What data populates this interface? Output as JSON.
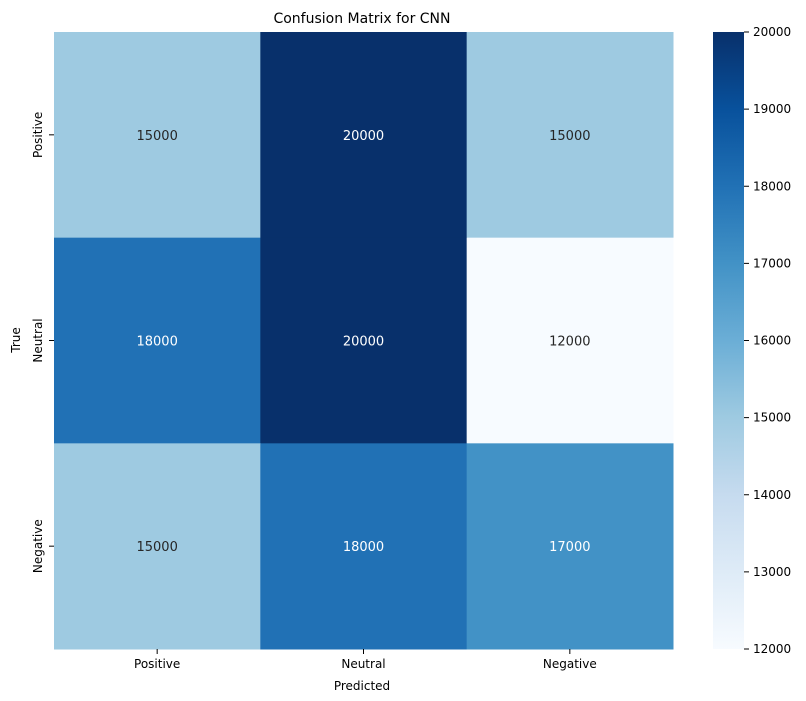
{
  "chart_data": {
    "type": "heatmap",
    "title": "Confusion Matrix for CNN",
    "xlabel": "Predicted",
    "ylabel": "True",
    "x_categories": [
      "Positive",
      "Neutral",
      "Negative"
    ],
    "y_categories": [
      "Positive",
      "Neutral",
      "Negative"
    ],
    "values": [
      [
        15000,
        20000,
        15000
      ],
      [
        18000,
        20000,
        12000
      ],
      [
        15000,
        18000,
        17000
      ]
    ],
    "colormap": "Blues",
    "vmin": 12000,
    "vmax": 20000,
    "colorbar_ticks": [
      12000,
      13000,
      14000,
      15000,
      16000,
      17000,
      18000,
      19000,
      20000
    ],
    "colorbar_tick_labels": [
      "12000",
      "13000",
      "14000",
      "15000",
      "16000",
      "17000",
      "18000",
      "19000",
      "20000"
    ]
  }
}
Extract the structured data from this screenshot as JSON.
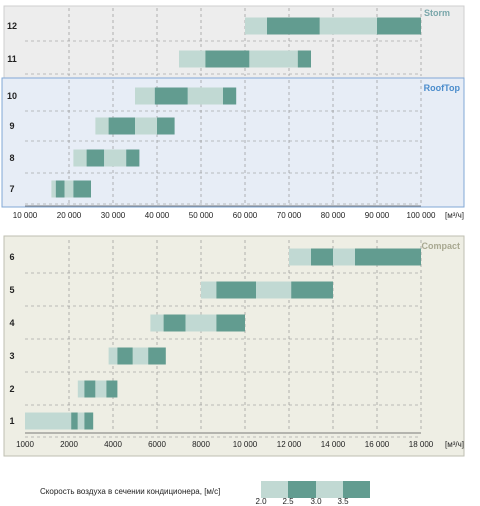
{
  "chart_data": [
    {
      "type": "bar",
      "panel": "Storm",
      "x_unit": "[м³/ч]",
      "rows": [
        {
          "label": "12",
          "segments": [
            [
              60000,
              65000
            ],
            [
              65000,
              77000
            ],
            [
              77000,
              90000
            ],
            [
              90000,
              100000
            ]
          ]
        },
        {
          "label": "11",
          "segments": [
            [
              45000,
              51000
            ],
            [
              51000,
              61000
            ],
            [
              61000,
              72000
            ],
            [
              72000,
              75000
            ]
          ]
        }
      ]
    },
    {
      "type": "bar",
      "panel": "RoofTop",
      "x_unit": "[м³/ч]",
      "xlim": [
        10000,
        100000
      ],
      "ticks": [
        "10 000",
        "20 000",
        "30 000",
        "40 000",
        "50 000",
        "60 000",
        "70 000",
        "80 000",
        "90 000",
        "100 000"
      ],
      "rows": [
        {
          "label": "10",
          "segments": [
            [
              35000,
              39500
            ],
            [
              39500,
              47000
            ],
            [
              47000,
              55000
            ],
            [
              55000,
              58000
            ]
          ]
        },
        {
          "label": "9",
          "segments": [
            [
              26000,
              29000
            ],
            [
              29000,
              35000
            ],
            [
              35000,
              40000
            ],
            [
              40000,
              44000
            ]
          ]
        },
        {
          "label": "8",
          "segments": [
            [
              21000,
              24000
            ],
            [
              24000,
              28000
            ],
            [
              28000,
              33000
            ],
            [
              33000,
              36000
            ]
          ]
        },
        {
          "label": "7",
          "segments": [
            [
              16000,
              17000
            ],
            [
              17000,
              19000
            ],
            [
              19000,
              21000
            ],
            [
              21000,
              25000
            ]
          ]
        }
      ]
    },
    {
      "type": "bar",
      "panel": "Compact",
      "x_unit": "[м³/ч]",
      "xlim": [
        1000,
        18000
      ],
      "ticks": [
        "1000",
        "2000",
        "4000",
        "6000",
        "8000",
        "10 000",
        "12 000",
        "14 000",
        "16 000",
        "18 000"
      ],
      "rows": [
        {
          "label": "6",
          "segments": [
            [
              12000,
              13000
            ],
            [
              13000,
              14000
            ],
            [
              14000,
              15000
            ],
            [
              15000,
              18000
            ]
          ]
        },
        {
          "label": "5",
          "segments": [
            [
              8000,
              8700
            ],
            [
              8700,
              10500
            ],
            [
              10500,
              12100
            ],
            [
              12100,
              14000
            ]
          ]
        },
        {
          "label": "4",
          "segments": [
            [
              5700,
              6300
            ],
            [
              6300,
              7300
            ],
            [
              7300,
              8700
            ],
            [
              8700,
              10000
            ]
          ]
        },
        {
          "label": "3",
          "segments": [
            [
              3800,
              4200
            ],
            [
              4200,
              4900
            ],
            [
              4900,
              5600
            ],
            [
              5600,
              6400
            ]
          ]
        },
        {
          "label": "2",
          "segments": [
            [
              2400,
              2700
            ],
            [
              2700,
              3200
            ],
            [
              3200,
              3700
            ],
            [
              3700,
              4200
            ]
          ]
        },
        {
          "label": "1",
          "segments": [
            [
              1000,
              2100
            ],
            [
              2100,
              2400
            ],
            [
              2400,
              2700
            ],
            [
              2700,
              3100
            ]
          ]
        }
      ]
    }
  ],
  "colors": {
    "light": "#c1d9d3",
    "dark": "#629c90",
    "storm_label": "#7aa7ab",
    "compact_label": "#a8a891",
    "rooftop_label": "#4a8ccc",
    "rooftop_border": "#82a8d6",
    "rooftop_fill": "#e7edf6",
    "storm_fill": "#ededed",
    "compact_fill": "#eeeee4"
  },
  "legend": {
    "title": "Скорость воздуха в сечении кондиционера, [м/с]",
    "values": [
      "2.0",
      "2.5",
      "3.0",
      "3.5"
    ]
  }
}
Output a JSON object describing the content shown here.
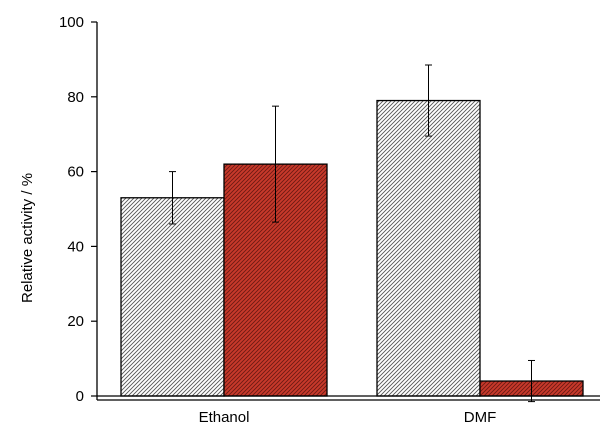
{
  "chart_data": {
    "type": "bar",
    "categories": [
      "Ethanol",
      "DMF"
    ],
    "series": [
      {
        "values": [
          53,
          79
        ],
        "errors": [
          7,
          9.5
        ],
        "fill": "#ffffff",
        "hatch": "#555555"
      },
      {
        "values": [
          62,
          4
        ],
        "errors": [
          15.5,
          5.5
        ],
        "fill": "#c8392b",
        "hatch": "#6b1a12"
      }
    ],
    "ylabel": "Relative activity / %",
    "xlabel": "",
    "ylim": [
      0,
      100
    ],
    "yticks": [
      0,
      20,
      40,
      60,
      80,
      100
    ],
    "grid": false,
    "legend": "none"
  }
}
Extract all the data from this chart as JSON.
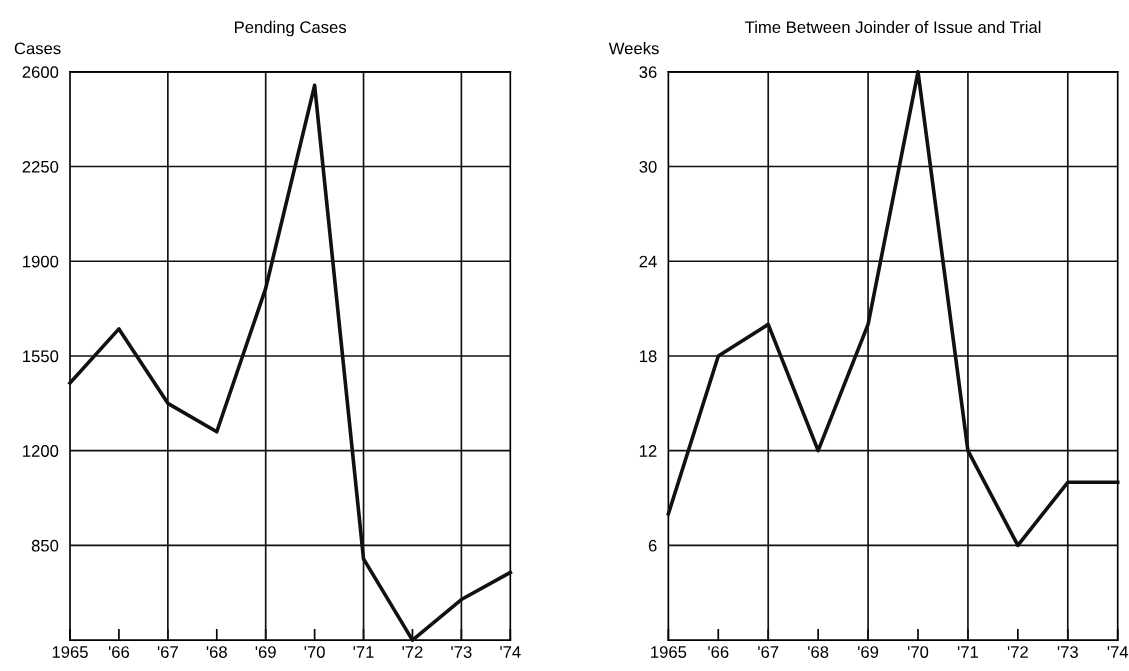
{
  "chart_data": [
    {
      "type": "line",
      "title": "Pending Cases",
      "ylabel": "Cases",
      "x": [
        1965,
        1966,
        1967,
        1968,
        1969,
        1970,
        1971,
        1972,
        1973,
        1974
      ],
      "series": [
        {
          "color": "#111111",
          "values": [
            1450,
            1650,
            1375,
            1270,
            1800,
            2550,
            800,
            500,
            650,
            750
          ]
        }
      ],
      "xlim": [
        1965,
        1974
      ],
      "xticks": [
        {
          "value": 1965,
          "label": "1965"
        },
        {
          "value": 1966,
          "label": "'66"
        },
        {
          "value": 1967,
          "label": "'67"
        },
        {
          "value": 1968,
          "label": "'68"
        },
        {
          "value": 1969,
          "label": "'69"
        },
        {
          "value": 1970,
          "label": "'70"
        },
        {
          "value": 1971,
          "label": "'71"
        },
        {
          "value": 1972,
          "label": "'72"
        },
        {
          "value": 1973,
          "label": "'73"
        },
        {
          "value": 1974,
          "label": "'74"
        }
      ],
      "ylim": [
        500,
        2600
      ],
      "yticks": [
        850,
        1200,
        1550,
        1900,
        2250,
        2600
      ],
      "grid": "y",
      "marker": "none",
      "line_style": "solid",
      "ref_lines": [
        {
          "axis": "x",
          "value": 1967
        },
        {
          "axis": "x",
          "value": 1969
        },
        {
          "axis": "x",
          "value": 1971
        },
        {
          "axis": "x",
          "value": 1973
        }
      ]
    },
    {
      "type": "line",
      "title": "Time Between Joinder of Issue and Trial",
      "ylabel": "Weeks",
      "x": [
        1965,
        1966,
        1967,
        1968,
        1969,
        1970,
        1971,
        1972,
        1973,
        1974
      ],
      "series": [
        {
          "color": "#111111",
          "values": [
            8,
            18,
            20,
            12,
            20,
            36,
            12,
            6,
            10,
            10
          ]
        }
      ],
      "xlim": [
        1965,
        1974
      ],
      "xticks": [
        {
          "value": 1965,
          "label": "1965"
        },
        {
          "value": 1966,
          "label": "'66"
        },
        {
          "value": 1967,
          "label": "'67"
        },
        {
          "value": 1968,
          "label": "'68"
        },
        {
          "value": 1969,
          "label": "'69"
        },
        {
          "value": 1970,
          "label": "'70"
        },
        {
          "value": 1971,
          "label": "'71"
        },
        {
          "value": 1972,
          "label": "'72"
        },
        {
          "value": 1973,
          "label": "'73"
        },
        {
          "value": 1974,
          "label": "'74"
        }
      ],
      "ylim": [
        0,
        36
      ],
      "yticks": [
        6,
        12,
        18,
        24,
        30,
        36
      ],
      "grid": "y",
      "marker": "none",
      "line_style": "solid",
      "ref_lines": [
        {
          "axis": "x",
          "value": 1967
        },
        {
          "axis": "x",
          "value": 1969
        },
        {
          "axis": "x",
          "value": 1971
        },
        {
          "axis": "x",
          "value": 1973
        }
      ]
    }
  ]
}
──────
GIVEN TASK:
Copy out every line from the records that has the word "Extract".

EXPECTED OUTPUT:
Extract the structured data from this screenshot as JSON.
Extract all the data from this chart as JSON.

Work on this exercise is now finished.